Challenge: Convert the records from the line containing "checklist-title: JE VERIFIE" through the line containing "instruction-step: 4- Je", both included, into a Markdown table with the columns No. and Entry. Number each row and omit any blank lines.

Entries supplied:
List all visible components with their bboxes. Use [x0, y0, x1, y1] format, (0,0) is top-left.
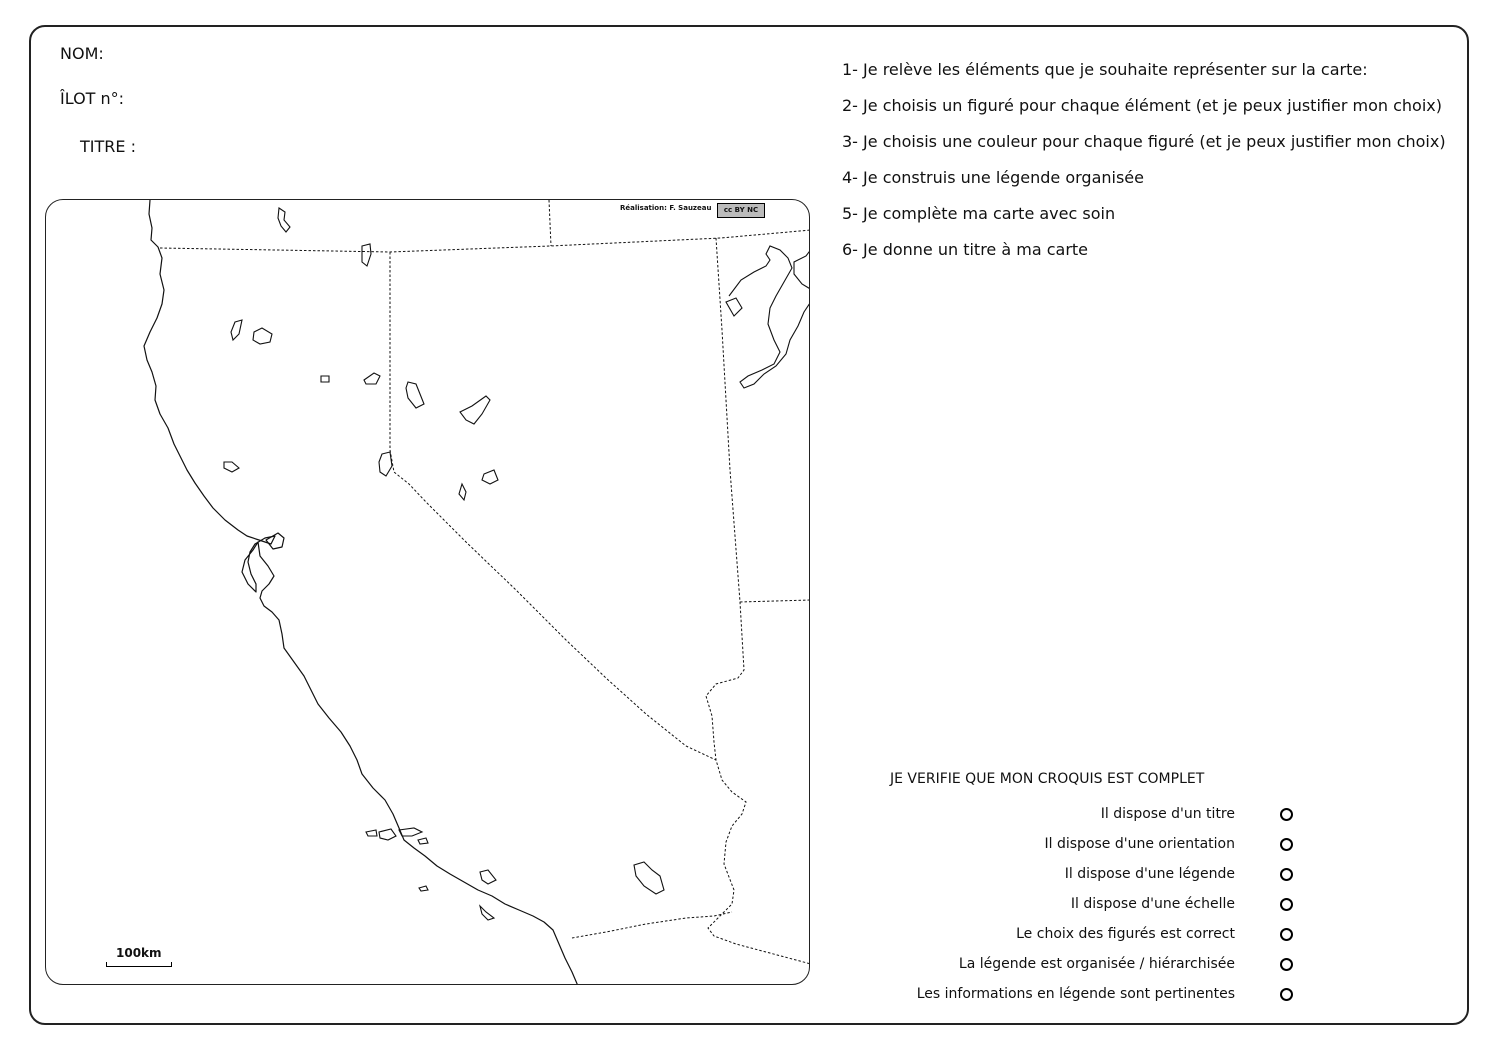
checklist-title: JE VERIFIE QUE MON CROQUIS EST COMPLET — [890, 771, 1205, 787]
instruction-step: 3- Je choisis une couleur pour chaque figuré (et je peux justifier mon choix) — [842, 132, 1446, 151]
title-label: TITRE : — [80, 137, 136, 156]
checkbox-circle[interactable] — [1280, 958, 1293, 971]
coastline — [144, 200, 578, 985]
checklist — [880, 804, 1300, 1014]
checklist-item-label: Il dispose d'une échelle — [1070, 896, 1235, 912]
checklist-item — [880, 954, 1300, 984]
checkbox-circle[interactable] — [1280, 838, 1293, 851]
state-borders — [160, 200, 810, 964]
scale-label: 100km — [116, 946, 162, 960]
map-frame — [45, 199, 810, 985]
instruction-step: 4- Je construis une légende organisée — [842, 168, 1144, 187]
checklist-item — [880, 864, 1300, 894]
checklist-item — [880, 984, 1300, 1014]
license-badge: cc BY NC — [717, 203, 765, 218]
blank-map-california-nevada — [46, 200, 810, 985]
checkbox-circle[interactable] — [1280, 928, 1293, 941]
checklist-item-label: Il dispose d'une légende — [1064, 866, 1235, 882]
checklist-item — [880, 804, 1300, 834]
checklist-item — [880, 834, 1300, 864]
instruction-step: 1- Je relève les éléments que je souhaite représenter sur la carte: — [842, 60, 1368, 79]
scale-bar — [106, 962, 172, 967]
checklist-item-label: Les informations en légende sont pertinentes — [916, 986, 1235, 1002]
checkbox-circle[interactable] — [1280, 898, 1293, 911]
checklist-item — [880, 894, 1300, 924]
checklist-item-label: Il dispose d'une orientation — [1044, 836, 1235, 852]
checkbox-circle[interactable] — [1280, 988, 1293, 1001]
name-label: NOM: — [60, 44, 104, 63]
instructions-list — [842, 60, 1446, 276]
checkbox-circle[interactable] — [1280, 868, 1293, 881]
checklist-item — [880, 924, 1300, 954]
map-credit: Réalisation: F. Sauzeau — [620, 204, 712, 212]
instruction-step: 5- Je complète ma carte avec soin — [842, 204, 1116, 223]
lakes — [224, 208, 810, 920]
checklist-item-label: Il dispose d'un titre — [1100, 806, 1235, 822]
ilot-label: ÎLOT n°: — [60, 89, 125, 108]
instruction-step: 2- Je choisis un figuré pour chaque élément (et je peux justifier mon choix) — [842, 96, 1442, 115]
checkbox-circle[interactable] — [1280, 808, 1293, 821]
checklist-item-label: Le choix des figurés est correct — [1016, 926, 1235, 942]
checklist-item-label: La légende est organisée / hiérarchisée — [958, 956, 1235, 972]
instruction-step: 6- Je donne un titre à ma carte — [842, 240, 1089, 259]
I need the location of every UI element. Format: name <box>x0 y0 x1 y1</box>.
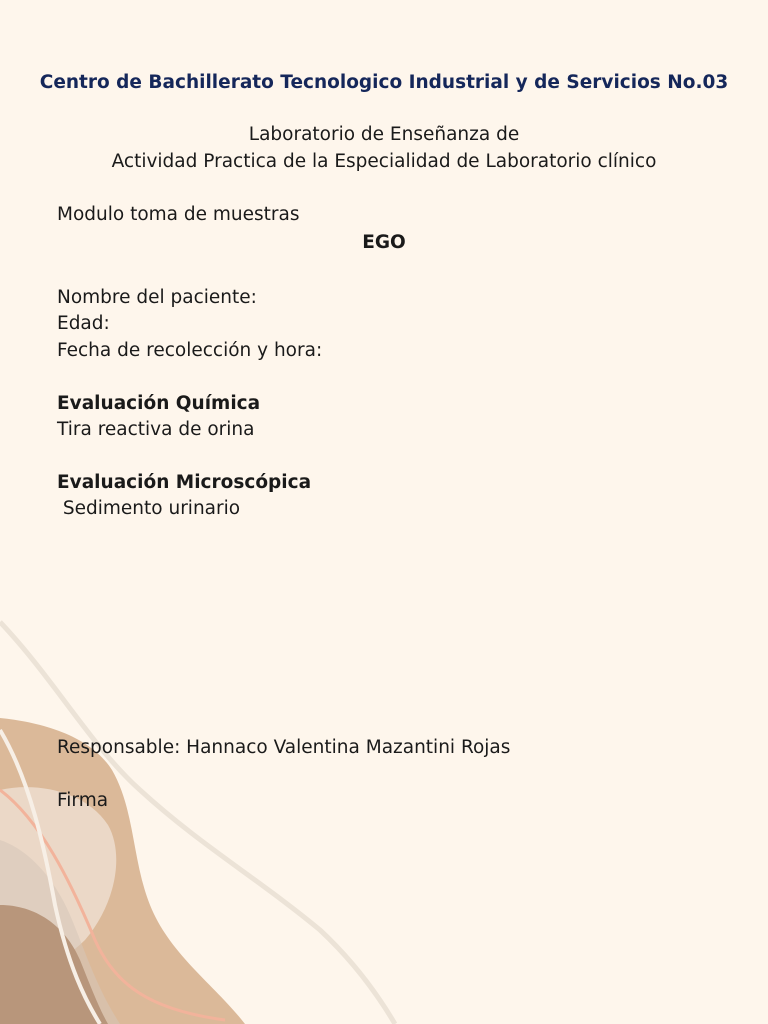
responsible-line: Responsable: Hannaco Valentina Mazantini Rojas <box>57 737 511 758</box>
chemical-evaluation-heading: Evaluación Química <box>57 393 261 414</box>
chemical-evaluation-detail: Tira reactiva de orina <box>57 419 255 440</box>
microscopic-evaluation-detail: Sedimento urinario <box>57 498 241 519</box>
microscopic-evaluation-heading: Evaluación Microscópica <box>57 472 312 493</box>
patient-name-field: Nombre del paciente: <box>57 287 257 308</box>
collection-date-field: Fecha de recolección y hora: <box>57 340 323 361</box>
institution-title: Centro de Bachillerato Tecnologico Industrial y de Servicios No.03 <box>39 72 729 93</box>
patient-age-field: Edad: <box>57 313 110 334</box>
module-label: Modulo toma de muestras <box>57 204 300 225</box>
lab-title-line-1: Laboratorio de Enseñanza de <box>248 124 520 145</box>
test-name-heading: EGO <box>362 232 406 253</box>
signature-label: Firma <box>57 790 109 811</box>
lab-title-line-2: Actividad Practica de la Especialidad de Laboratorio clínico <box>111 151 657 172</box>
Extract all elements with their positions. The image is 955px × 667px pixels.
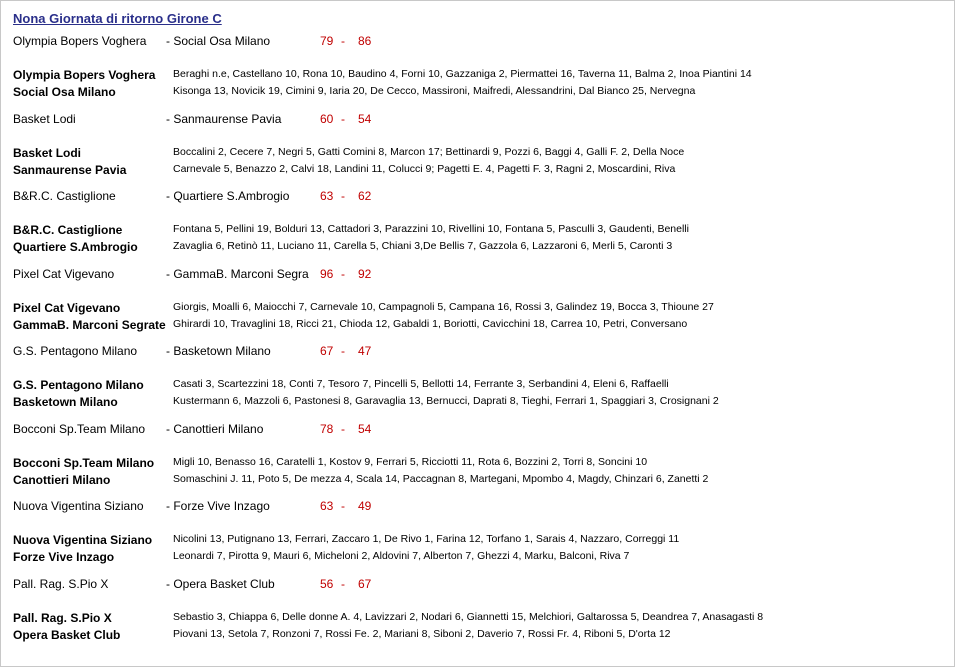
away-team-name: - Forze Vive Inzago xyxy=(166,499,270,513)
away-score: 49 xyxy=(358,499,372,513)
home-team-name: Pall. Rag. S.Pio X xyxy=(13,577,109,591)
away-score: 92 xyxy=(358,267,372,281)
scorers-list: Sebastio 3, Chiappa 6, Delle donne A. 4, Lavizzari 2, Nodari 6, Giannetti 15, Melchiori, Galtarossa 5, Deandrea 7, Anasagasti 8 xyxy=(173,611,764,623)
scorers-team-name: Nuova Vigentina Siziano xyxy=(13,533,153,547)
page-title: Nona Giornata di ritorno Girone C xyxy=(13,11,222,26)
scorers-list: Kustermann 6, Mazzoli 6, Pastonesi 8, Garavaglia 13, Bernucci, Daprati 8, Tieghi, Ferrari 1, Spaggiari 3, Crosignani 2 xyxy=(173,395,719,407)
home-team-name: Bocconi Sp.Team Milano xyxy=(13,422,146,436)
scorers-team-name: Canottieri Milano xyxy=(13,473,111,487)
scorers-list: Ghirardi 10, Travaglini 18, Ricci 21, Chioda 12, Gabaldi 1, Boriotti, Cavicchini 18, Carrea 10, Petri, Conversano xyxy=(173,318,688,330)
home-team-name: Pixel Cat Vigevano xyxy=(13,267,115,281)
away-team-name: - Canottieri Milano xyxy=(166,422,264,436)
home-team-name: Olympia Bopers Voghera xyxy=(13,34,147,48)
home-score: 60 xyxy=(320,112,334,126)
scorers-list: Fontana 5, Pellini 19, Bolduri 13, Cattadori 3, Parazzini 10, Rivellini 10, Fontana 5, Pasculli 3, Gaudenti, Benelli xyxy=(173,223,689,235)
score-separator: - xyxy=(341,267,345,281)
away-team-name: - Quartiere S.Ambrogio xyxy=(166,189,290,203)
scorers-list: Giorgis, Moalli 6, Maiocchi 7, Carnevale 10, Campagnoli 5, Campana 16, Rossi 3, Galindez 19, Bocca 3, Thioune 27 xyxy=(173,301,714,313)
away-team-name: - Sanmaurense Pavia xyxy=(166,112,282,126)
score-separator: - xyxy=(341,189,345,203)
scorers-team-name: Basketown Milano xyxy=(13,395,118,409)
scorers-list: Boccalini 2, Cecere 7, Negri 5, Gatti Comini 8, Marcon 17; Bettinardi 9, Pozzi 6, Baggi 4, Galli F. 2, Della Noce xyxy=(173,146,685,158)
scorers-list: Piovani 13, Setola 7, Ronzoni 7, Rossi Fe. 2, Mariani 8, Siboni 2, Daverio 7, Rossi Fr. 4, Riboni 5, D'orta 12 xyxy=(173,628,671,640)
home-score: 67 xyxy=(320,344,334,358)
scorers-team-name: Olympia Bopers Voghera xyxy=(13,68,156,82)
away-score: 62 xyxy=(358,189,372,203)
scorers-list: Kisonga 13, Novicik 19, Cimini 9, Iaria 20, De Cecco, Massironi, Maifredi, Alessandrini, Dal Bianco 25, Nervegna xyxy=(173,85,696,97)
scorers-team-name: GammaB. Marconi Segrate xyxy=(13,318,166,332)
home-score: 63 xyxy=(320,189,334,203)
scorers-team-name: Bocconi Sp.Team Milano xyxy=(13,456,155,470)
away-team-name: - Social Osa Milano xyxy=(166,34,271,48)
scorers-list: Beraghi n.e, Castellano 10, Rona 10, Baudino 4, Forni 10, Gazzaniga 2, Piermattei 16, Taverna 11, Balma 2, Inoa Piantini 14 xyxy=(173,68,752,80)
home-score: 56 xyxy=(320,577,334,591)
scorers-team-name: Quartiere S.Ambrogio xyxy=(13,240,138,254)
score-separator: - xyxy=(341,499,345,513)
scorers-list: Carnevale 5, Benazzo 2, Calvi 18, Landini 11, Colucci 9; Pagetti E. 4, Pagetti F. 3, Ragni 2, Moscardini, Riva xyxy=(173,163,676,175)
scorers-list: Migli 10, Benasso 16, Caratelli 1, Kostov 9, Ferrari 5, Ricciotti 11, Rota 6, Bozzini 2, Torri 8, Soncini 10 xyxy=(173,456,648,468)
home-score: 79 xyxy=(320,34,334,48)
scorers-team-name: Forze Vive Inzago xyxy=(13,550,115,564)
scorers-list: Nicolini 13, Putignano 13, Ferrari, Zaccaro 1, De Rivo 1, Farina 12, Torfano 1, Sarais 4, Nazzaro, Correggi 11 xyxy=(173,533,680,545)
scorers-team-name: Sanmaurense Pavia xyxy=(13,163,127,177)
score-separator: - xyxy=(341,577,345,591)
scorers-list: Zavaglia 6, Retinò 11, Luciano 11, Carella 5, Chiani 3,De Bellis 7, Gazzola 6, Lazzaroni 6, Merli 5, Caronti 3 xyxy=(173,240,673,252)
home-team-name: G.S. Pentagono Milano xyxy=(13,344,138,358)
scorers-team-name: Pall. Rag. S.Pio X xyxy=(13,611,112,625)
home-team-name: B&R.C. Castiglione xyxy=(13,189,116,203)
away-score: 54 xyxy=(358,112,372,126)
scorers-team-name: Basket Lodi xyxy=(13,146,82,160)
score-separator: - xyxy=(341,34,345,48)
scorers-team-name: B&R.C. Castiglione xyxy=(13,223,123,237)
home-score: 96 xyxy=(320,267,334,281)
scorers-team-name: Social Osa Milano xyxy=(13,85,116,99)
away-score: 86 xyxy=(358,34,372,48)
scorers-list: Leonardi 7, Pirotta 9, Mauri 6, Micheloni 2, Aldovini 7, Alberton 7, Ghezzi 4, Marku, Balconi, Riva 7 xyxy=(173,550,630,562)
score-separator: - xyxy=(341,112,345,126)
home-team-name: Nuova Vigentina Siziano xyxy=(13,499,144,513)
scorers-list: Casati 3, Scartezzini 18, Conti 7, Tesoro 7, Pincelli 5, Bellotti 14, Ferrante 3, Serbandini 4, Eleni 6, Raffaelli xyxy=(173,378,669,390)
away-team-name: - Basketown Milano xyxy=(166,344,271,358)
away-team-name: - Opera Basket Club xyxy=(166,577,275,591)
away-score: 67 xyxy=(358,577,372,591)
score-separator: - xyxy=(341,344,345,358)
scorers-list: Somaschini J. 11, Poto 5, De mezza 4, Scala 14, Paccagnan 8, Martegani, Mpombo 4, Magdy, Chinzari 6, Zanetti 2 xyxy=(173,473,709,485)
scorers-team-name: Opera Basket Club xyxy=(13,628,121,642)
away-team-name: - GammaB. Marconi Segra xyxy=(166,267,309,281)
away-score: 54 xyxy=(358,422,372,436)
home-score: 78 xyxy=(320,422,334,436)
home-team-name: Basket Lodi xyxy=(13,112,76,126)
away-score: 47 xyxy=(358,344,372,358)
scorers-team-name: G.S. Pentagono Milano xyxy=(13,378,144,392)
score-separator: - xyxy=(341,422,345,436)
home-score: 63 xyxy=(320,499,334,513)
scorers-team-name: Pixel Cat Vigevano xyxy=(13,301,121,315)
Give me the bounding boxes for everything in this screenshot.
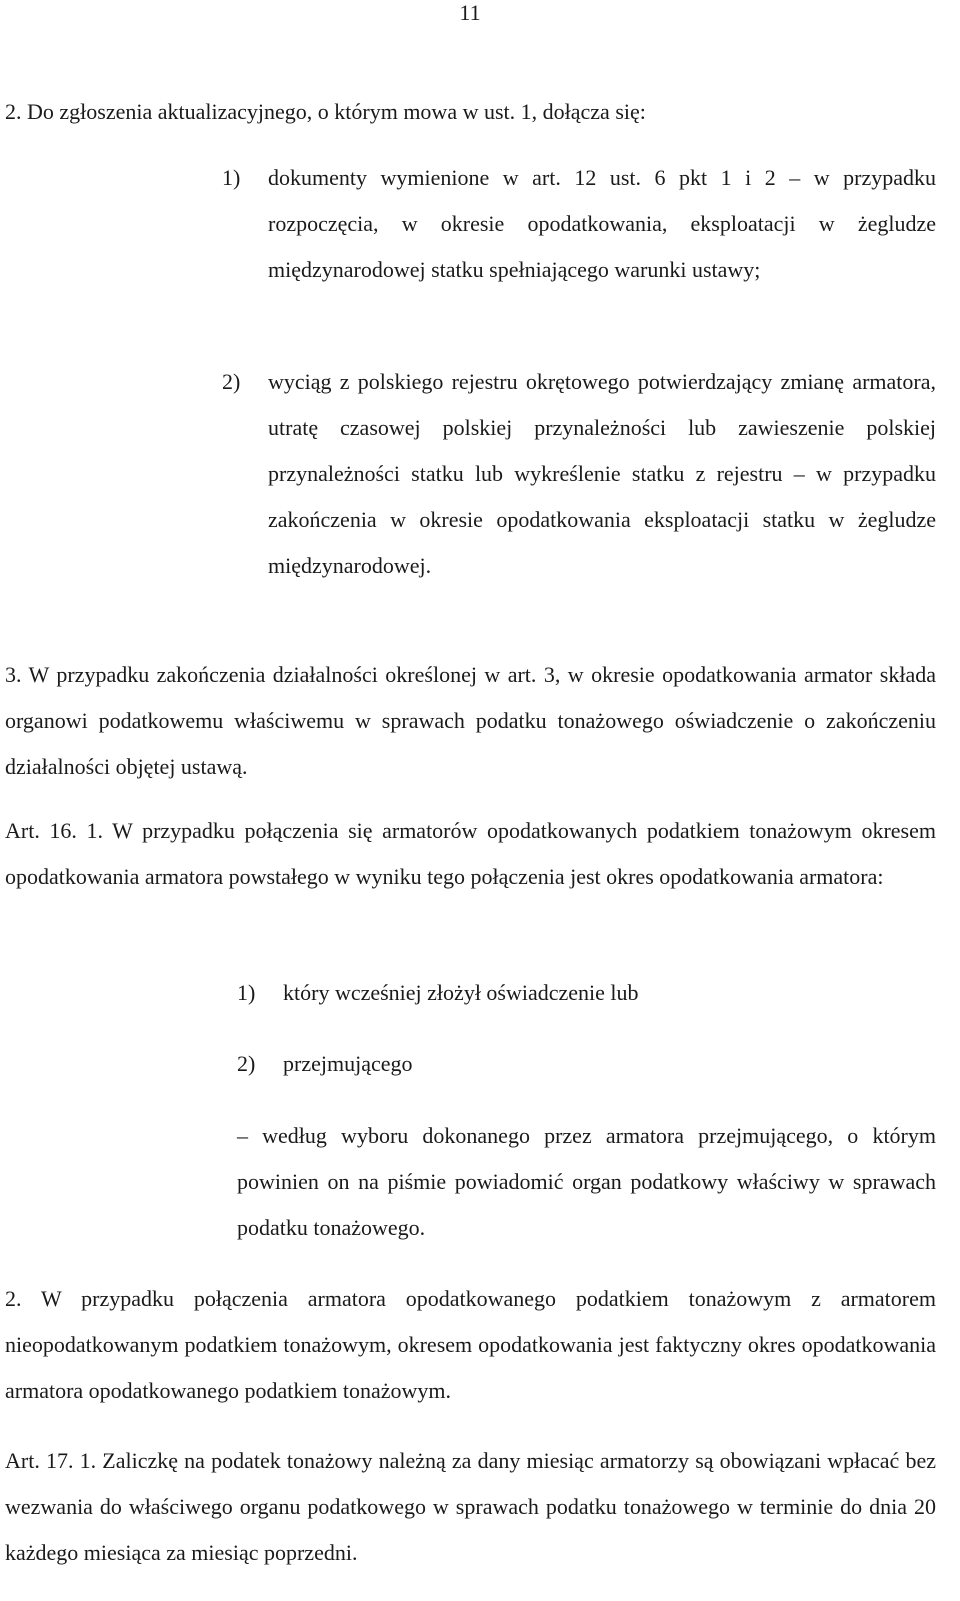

Complete response:
| No. | Entry |
|---|---|
| 1 | checklist-title: JE VERIFIE QUE MON CROQUIS EST COMPLET — [890, 771, 1205, 787] |
| 2 | instruction-step: 3- Je choisis une couleur pour chaque figuré (et je peux justifier mon choix) — [842, 132, 1446, 151] |
| 3 | title-label: TITRE : — [80, 137, 136, 156] |
| 4 | checkbox-circle[interactable] — [1280, 958, 1293, 971] |
| 5 | coastline — [144, 200, 578, 985] |
| 6 | checklist — [880, 804, 1300, 1014] |
| 7 | checklist-item-label: Il dispose d'une échelle — [1070, 896, 1235, 912] |
| 8 | checklist-item — [880, 954, 1300, 984] |
| 9 | checkbox-circle[interactable] — [1280, 838, 1293, 851] |
| 10 | state-borders — [160, 200, 810, 964] |
| 11 | scale-label: 100km — [116, 946, 162, 960] |
| 12 | map-frame — [45, 199, 810, 985] |
| 13 | instruction-step: 4- Je construis une légende organisée — [842, 168, 1144, 187] |